Copy all of the material below exactly.

Data in this exercise.
★ ★ ★

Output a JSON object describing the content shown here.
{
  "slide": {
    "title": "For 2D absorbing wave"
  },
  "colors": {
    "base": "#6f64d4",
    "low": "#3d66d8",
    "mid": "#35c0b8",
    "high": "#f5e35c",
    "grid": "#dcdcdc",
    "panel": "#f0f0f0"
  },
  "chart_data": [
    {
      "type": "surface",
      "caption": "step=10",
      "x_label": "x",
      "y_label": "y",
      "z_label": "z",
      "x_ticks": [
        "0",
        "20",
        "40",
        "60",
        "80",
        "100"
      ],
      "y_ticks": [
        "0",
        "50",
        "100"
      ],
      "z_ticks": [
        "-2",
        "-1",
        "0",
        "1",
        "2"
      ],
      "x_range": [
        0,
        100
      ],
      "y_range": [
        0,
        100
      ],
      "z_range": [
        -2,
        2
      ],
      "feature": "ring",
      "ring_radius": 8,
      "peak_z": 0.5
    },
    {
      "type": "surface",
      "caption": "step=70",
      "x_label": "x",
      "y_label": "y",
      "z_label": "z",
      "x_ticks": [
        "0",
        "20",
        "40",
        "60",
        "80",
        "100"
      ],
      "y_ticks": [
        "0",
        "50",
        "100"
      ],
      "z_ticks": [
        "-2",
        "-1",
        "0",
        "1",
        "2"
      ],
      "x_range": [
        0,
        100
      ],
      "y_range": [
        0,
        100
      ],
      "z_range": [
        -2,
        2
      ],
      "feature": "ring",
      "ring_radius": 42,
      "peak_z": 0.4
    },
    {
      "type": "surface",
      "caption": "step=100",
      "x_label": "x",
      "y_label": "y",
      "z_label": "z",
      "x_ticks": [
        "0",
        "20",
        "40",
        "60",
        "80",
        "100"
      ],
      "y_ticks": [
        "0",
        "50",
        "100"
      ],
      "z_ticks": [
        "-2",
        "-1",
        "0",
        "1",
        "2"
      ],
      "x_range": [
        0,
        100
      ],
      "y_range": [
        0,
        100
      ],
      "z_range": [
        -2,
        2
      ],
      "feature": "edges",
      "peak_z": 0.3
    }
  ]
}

★ ★ ★

Exercise response.
Output a JSON object describing the content shown here.
{
  "slide": {
    "title": "For 2D absorbing wave"
  },
  "colors": {
    "base": "#6f64d4",
    "low": "#3d66d8",
    "mid": "#35c0b8",
    "high": "#f5e35c",
    "grid": "#dcdcdc",
    "panel": "#f0f0f0"
  },
  "chart_data": [
    {
      "type": "surface",
      "caption": "step=10",
      "x_label": "x",
      "y_label": "y",
      "z_label": "z",
      "x_ticks": [
        "0",
        "20",
        "40",
        "60",
        "80",
        "100"
      ],
      "y_ticks": [
        "0",
        "50",
        "100"
      ],
      "z_ticks": [
        "-2",
        "-1",
        "0",
        "1",
        "2"
      ],
      "x_range": [
        0,
        100
      ],
      "y_range": [
        0,
        100
      ],
      "z_range": [
        -2,
        2
      ],
      "feature": "ring",
      "ring_radius": 8,
      "peak_z": 0.5
    },
    {
      "type": "surface",
      "caption": "step=70",
      "x_label": "x",
      "y_label": "y",
      "z_label": "z",
      "x_ticks": [
        "0",
        "20",
        "40",
        "60",
        "80",
        "100"
      ],
      "y_ticks": [
        "0",
        "50",
        "100"
      ],
      "z_ticks": [
        "-2",
        "-1",
        "0",
        "1",
        "2"
      ],
      "x_range": [
        0,
        100
      ],
      "y_range": [
        0,
        100
      ],
      "z_range": [
        -2,
        2
      ],
      "feature": "ring",
      "ring_radius": 42,
      "peak_z": 0.4
    },
    {
      "type": "surface",
      "caption": "step=100",
      "x_label": "x",
      "y_label": "y",
      "z_label": "z",
      "x_ticks": [
        "0",
        "20",
        "40",
        "60",
        "80",
        "100"
      ],
      "y_ticks": [
        "0",
        "50",
        "100"
      ],
      "z_ticks": [
        "-2",
        "-1",
        "0",
        "1",
        "2"
      ],
      "x_range": [
        0,
        100
      ],
      "y_range": [
        0,
        100
      ],
      "z_range": [
        -2,
        2
      ],
      "feature": "edges",
      "peak_z": 0.3
    }
  ]
}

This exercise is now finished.